■ Provided records
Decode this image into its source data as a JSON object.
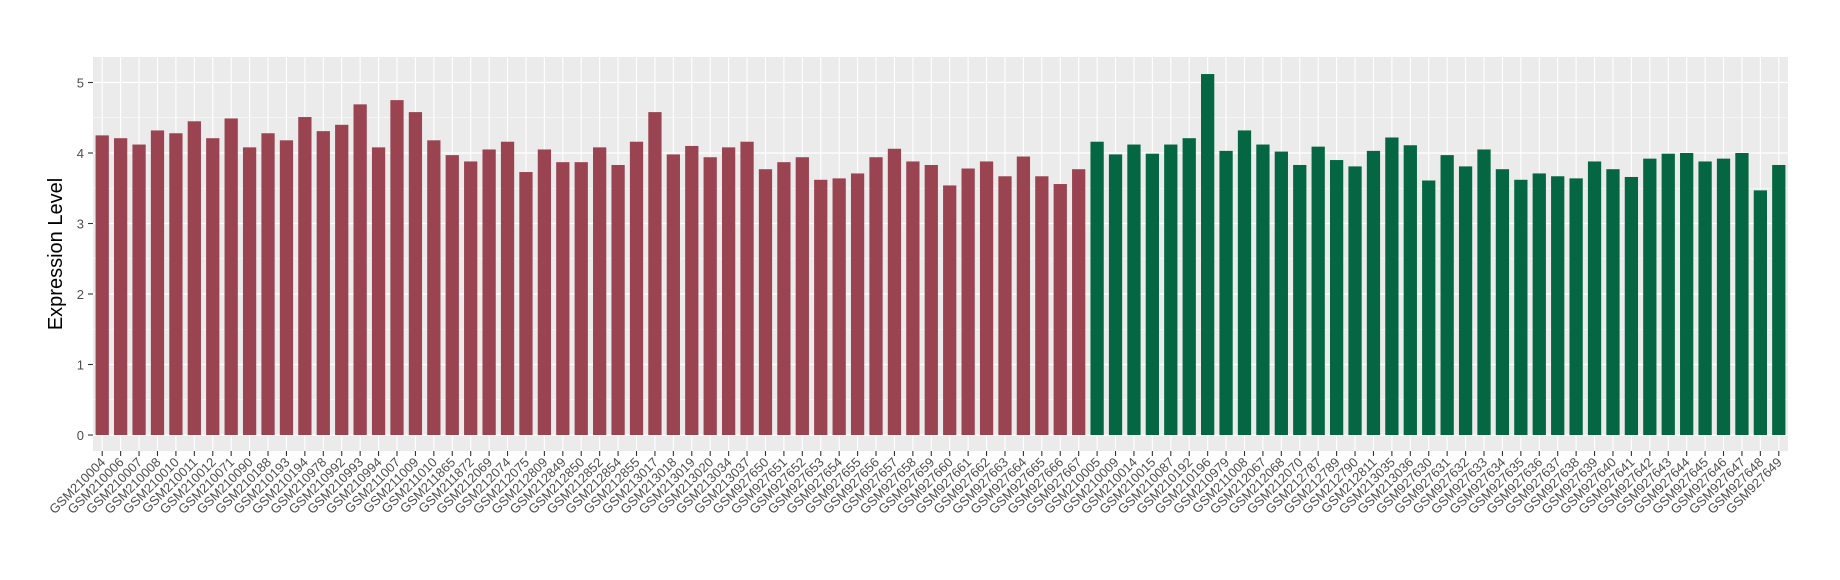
{
  "chart_data": {
    "type": "bar",
    "title": "",
    "xlabel": "",
    "ylabel": "Expression Level",
    "ylim": [
      0,
      5.25
    ],
    "yticks": [
      0,
      1,
      2,
      3,
      4,
      5
    ],
    "grid": true,
    "legend": "none",
    "colors": {
      "group1": "#9a4451",
      "group2": "#046642",
      "panel": "#ebebeb",
      "grid": "#ffffff"
    },
    "categories": [
      "GSM210004",
      "GSM210006",
      "GSM210007",
      "GSM210008",
      "GSM210010",
      "GSM210011",
      "GSM210012",
      "GSM210071",
      "GSM210090",
      "GSM210188",
      "GSM210193",
      "GSM210194",
      "GSM210978",
      "GSM210992",
      "GSM210993",
      "GSM210994",
      "GSM211007",
      "GSM211009",
      "GSM211010",
      "GSM211865",
      "GSM211872",
      "GSM212069",
      "GSM212074",
      "GSM212075",
      "GSM212809",
      "GSM212849",
      "GSM212850",
      "GSM212852",
      "GSM212854",
      "GSM212855",
      "GSM213017",
      "GSM213018",
      "GSM213019",
      "GSM213020",
      "GSM213034",
      "GSM213037",
      "GSM927650",
      "GSM927651",
      "GSM927652",
      "GSM927653",
      "GSM927654",
      "GSM927655",
      "GSM927656",
      "GSM927657",
      "GSM927658",
      "GSM927659",
      "GSM927660",
      "GSM927661",
      "GSM927662",
      "GSM927663",
      "GSM927664",
      "GSM927665",
      "GSM927666",
      "GSM927667",
      "GSM210005",
      "GSM210009",
      "GSM210014",
      "GSM210015",
      "GSM210087",
      "GSM210192",
      "GSM210196",
      "GSM210979",
      "GSM211008",
      "GSM212067",
      "GSM212068",
      "GSM212070",
      "GSM212787",
      "GSM212789",
      "GSM212790",
      "GSM212811",
      "GSM213035",
      "GSM213036",
      "GSM927630",
      "GSM927631",
      "GSM927632",
      "GSM927633",
      "GSM927634",
      "GSM927635",
      "GSM927636",
      "GSM927637",
      "GSM927638",
      "GSM927639",
      "GSM927640",
      "GSM927641",
      "GSM927642",
      "GSM927643",
      "GSM927644",
      "GSM927645",
      "GSM927646",
      "GSM927647",
      "GSM927648",
      "GSM927649"
    ],
    "values": [
      4.25,
      4.21,
      4.12,
      4.32,
      4.28,
      4.45,
      4.21,
      4.49,
      4.08,
      4.28,
      4.18,
      4.51,
      4.31,
      4.4,
      4.69,
      4.08,
      4.75,
      4.58,
      4.18,
      3.97,
      3.88,
      4.05,
      4.16,
      3.73,
      4.05,
      3.87,
      3.87,
      4.08,
      3.83,
      4.16,
      4.58,
      3.98,
      4.1,
      3.94,
      4.08,
      4.16,
      3.77,
      3.87,
      3.94,
      3.62,
      3.64,
      3.71,
      3.94,
      4.06,
      3.88,
      3.83,
      3.54,
      3.78,
      3.88,
      3.67,
      3.95,
      3.67,
      3.56,
      3.77,
      4.16,
      3.98,
      4.12,
      3.99,
      4.12,
      4.21,
      5.12,
      4.03,
      4.32,
      4.12,
      4.02,
      3.83,
      4.09,
      3.9,
      3.81,
      4.03,
      4.22,
      4.11,
      3.61,
      3.97,
      3.81,
      4.05,
      3.77,
      3.62,
      3.71,
      3.67,
      3.64,
      3.88,
      3.77,
      3.66,
      3.92,
      3.99,
      4.0,
      3.88,
      3.92,
      4.0,
      3.47,
      3.83
    ],
    "groups": [
      1,
      1,
      1,
      1,
      1,
      1,
      1,
      1,
      1,
      1,
      1,
      1,
      1,
      1,
      1,
      1,
      1,
      1,
      1,
      1,
      1,
      1,
      1,
      1,
      1,
      1,
      1,
      1,
      1,
      1,
      1,
      1,
      1,
      1,
      1,
      1,
      1,
      1,
      1,
      1,
      1,
      1,
      1,
      1,
      1,
      1,
      1,
      1,
      1,
      1,
      1,
      1,
      1,
      1,
      2,
      2,
      2,
      2,
      2,
      2,
      2,
      2,
      2,
      2,
      2,
      2,
      2,
      2,
      2,
      2,
      2,
      2,
      2,
      2,
      2,
      2,
      2,
      2,
      2,
      2,
      2,
      2,
      2,
      2,
      2,
      2,
      2,
      2,
      2,
      2,
      2,
      2
    ]
  }
}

■ Problem statement
All the lines above are to be given again exactly as they read, with the pictures removed.

■ Solution to this exercise
Decode this image into its source data as a JSON object.
{
  "chart_data": {
    "type": "bar",
    "title": "",
    "xlabel": "",
    "ylabel": "Expression Level",
    "ylim": [
      0,
      5.25
    ],
    "yticks": [
      0,
      1,
      2,
      3,
      4,
      5
    ],
    "grid": true,
    "legend": "none",
    "colors": {
      "group1": "#9a4451",
      "group2": "#046642",
      "panel": "#ebebeb",
      "grid": "#ffffff"
    },
    "categories": [
      "GSM210004",
      "GSM210006",
      "GSM210007",
      "GSM210008",
      "GSM210010",
      "GSM210011",
      "GSM210012",
      "GSM210071",
      "GSM210090",
      "GSM210188",
      "GSM210193",
      "GSM210194",
      "GSM210978",
      "GSM210992",
      "GSM210993",
      "GSM210994",
      "GSM211007",
      "GSM211009",
      "GSM211010",
      "GSM211865",
      "GSM211872",
      "GSM212069",
      "GSM212074",
      "GSM212075",
      "GSM212809",
      "GSM212849",
      "GSM212850",
      "GSM212852",
      "GSM212854",
      "GSM212855",
      "GSM213017",
      "GSM213018",
      "GSM213019",
      "GSM213020",
      "GSM213034",
      "GSM213037",
      "GSM927650",
      "GSM927651",
      "GSM927652",
      "GSM927653",
      "GSM927654",
      "GSM927655",
      "GSM927656",
      "GSM927657",
      "GSM927658",
      "GSM927659",
      "GSM927660",
      "GSM927661",
      "GSM927662",
      "GSM927663",
      "GSM927664",
      "GSM927665",
      "GSM927666",
      "GSM927667",
      "GSM210005",
      "GSM210009",
      "GSM210014",
      "GSM210015",
      "GSM210087",
      "GSM210192",
      "GSM210196",
      "GSM210979",
      "GSM211008",
      "GSM212067",
      "GSM212068",
      "GSM212070",
      "GSM212787",
      "GSM212789",
      "GSM212790",
      "GSM212811",
      "GSM213035",
      "GSM213036",
      "GSM927630",
      "GSM927631",
      "GSM927632",
      "GSM927633",
      "GSM927634",
      "GSM927635",
      "GSM927636",
      "GSM927637",
      "GSM927638",
      "GSM927639",
      "GSM927640",
      "GSM927641",
      "GSM927642",
      "GSM927643",
      "GSM927644",
      "GSM927645",
      "GSM927646",
      "GSM927647",
      "GSM927648",
      "GSM927649"
    ],
    "values": [
      4.25,
      4.21,
      4.12,
      4.32,
      4.28,
      4.45,
      4.21,
      4.49,
      4.08,
      4.28,
      4.18,
      4.51,
      4.31,
      4.4,
      4.69,
      4.08,
      4.75,
      4.58,
      4.18,
      3.97,
      3.88,
      4.05,
      4.16,
      3.73,
      4.05,
      3.87,
      3.87,
      4.08,
      3.83,
      4.16,
      4.58,
      3.98,
      4.1,
      3.94,
      4.08,
      4.16,
      3.77,
      3.87,
      3.94,
      3.62,
      3.64,
      3.71,
      3.94,
      4.06,
      3.88,
      3.83,
      3.54,
      3.78,
      3.88,
      3.67,
      3.95,
      3.67,
      3.56,
      3.77,
      4.16,
      3.98,
      4.12,
      3.99,
      4.12,
      4.21,
      5.12,
      4.03,
      4.32,
      4.12,
      4.02,
      3.83,
      4.09,
      3.9,
      3.81,
      4.03,
      4.22,
      4.11,
      3.61,
      3.97,
      3.81,
      4.05,
      3.77,
      3.62,
      3.71,
      3.67,
      3.64,
      3.88,
      3.77,
      3.66,
      3.92,
      3.99,
      4.0,
      3.88,
      3.92,
      4.0,
      3.47,
      3.83
    ],
    "groups": [
      1,
      1,
      1,
      1,
      1,
      1,
      1,
      1,
      1,
      1,
      1,
      1,
      1,
      1,
      1,
      1,
      1,
      1,
      1,
      1,
      1,
      1,
      1,
      1,
      1,
      1,
      1,
      1,
      1,
      1,
      1,
      1,
      1,
      1,
      1,
      1,
      1,
      1,
      1,
      1,
      1,
      1,
      1,
      1,
      1,
      1,
      1,
      1,
      1,
      1,
      1,
      1,
      1,
      1,
      2,
      2,
      2,
      2,
      2,
      2,
      2,
      2,
      2,
      2,
      2,
      2,
      2,
      2,
      2,
      2,
      2,
      2,
      2,
      2,
      2,
      2,
      2,
      2,
      2,
      2,
      2,
      2,
      2,
      2,
      2,
      2,
      2,
      2,
      2,
      2,
      2,
      2
    ]
  }
}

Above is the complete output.